- _WHAT TO DO_
Every line must be returned precisely as it is written.

- _MATERIAL TO PROCESS_
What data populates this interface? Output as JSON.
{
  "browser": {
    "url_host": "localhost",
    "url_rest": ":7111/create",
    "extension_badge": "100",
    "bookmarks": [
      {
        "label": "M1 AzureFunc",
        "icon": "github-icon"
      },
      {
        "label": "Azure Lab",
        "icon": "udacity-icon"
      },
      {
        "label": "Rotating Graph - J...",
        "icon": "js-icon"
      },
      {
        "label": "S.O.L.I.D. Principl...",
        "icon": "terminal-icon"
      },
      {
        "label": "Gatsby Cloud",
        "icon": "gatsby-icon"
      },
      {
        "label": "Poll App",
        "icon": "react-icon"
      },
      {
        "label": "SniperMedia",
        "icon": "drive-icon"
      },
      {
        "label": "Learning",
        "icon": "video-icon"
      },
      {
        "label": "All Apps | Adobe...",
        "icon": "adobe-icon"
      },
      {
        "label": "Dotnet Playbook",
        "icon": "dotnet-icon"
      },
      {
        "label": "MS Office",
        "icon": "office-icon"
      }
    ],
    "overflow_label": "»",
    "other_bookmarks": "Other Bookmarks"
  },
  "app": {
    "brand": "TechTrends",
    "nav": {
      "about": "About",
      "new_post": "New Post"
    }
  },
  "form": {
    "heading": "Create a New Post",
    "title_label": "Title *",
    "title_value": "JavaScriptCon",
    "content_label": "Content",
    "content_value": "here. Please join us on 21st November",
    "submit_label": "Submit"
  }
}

- _SOLUTION FOR THIS EXERCISE_
What data populates this interface? Output as JSON.
{
  "browser": {
    "url_host": "localhost",
    "url_rest": ":7111/create",
    "extension_badge": "100",
    "bookmarks": [
      {
        "label": "M1 AzureFunc",
        "icon": "github-icon"
      },
      {
        "label": "Azure Lab",
        "icon": "udacity-icon"
      },
      {
        "label": "Rotating Graph - J...",
        "icon": "js-icon"
      },
      {
        "label": "S.O.L.I.D. Principl...",
        "icon": "terminal-icon"
      },
      {
        "label": "Gatsby Cloud",
        "icon": "gatsby-icon"
      },
      {
        "label": "Poll App",
        "icon": "react-icon"
      },
      {
        "label": "SniperMedia",
        "icon": "drive-icon"
      },
      {
        "label": "Learning",
        "icon": "video-icon"
      },
      {
        "label": "All Apps | Adobe...",
        "icon": "adobe-icon"
      },
      {
        "label": "Dotnet Playbook",
        "icon": "dotnet-icon"
      },
      {
        "label": "MS Office",
        "icon": "office-icon"
      }
    ],
    "overflow_label": "»",
    "other_bookmarks": "Other Bookmarks"
  },
  "app": {
    "brand": "TechTrends",
    "nav": {
      "about": "About",
      "new_post": "New Post"
    }
  },
  "form": {
    "heading": "Create a New Post",
    "title_label": "Title *",
    "title_value": "JavaScriptCon",
    "content_label": "Content",
    "content_value": "here. Please join us on 21st November",
    "submit_label": "Submit"
  }
}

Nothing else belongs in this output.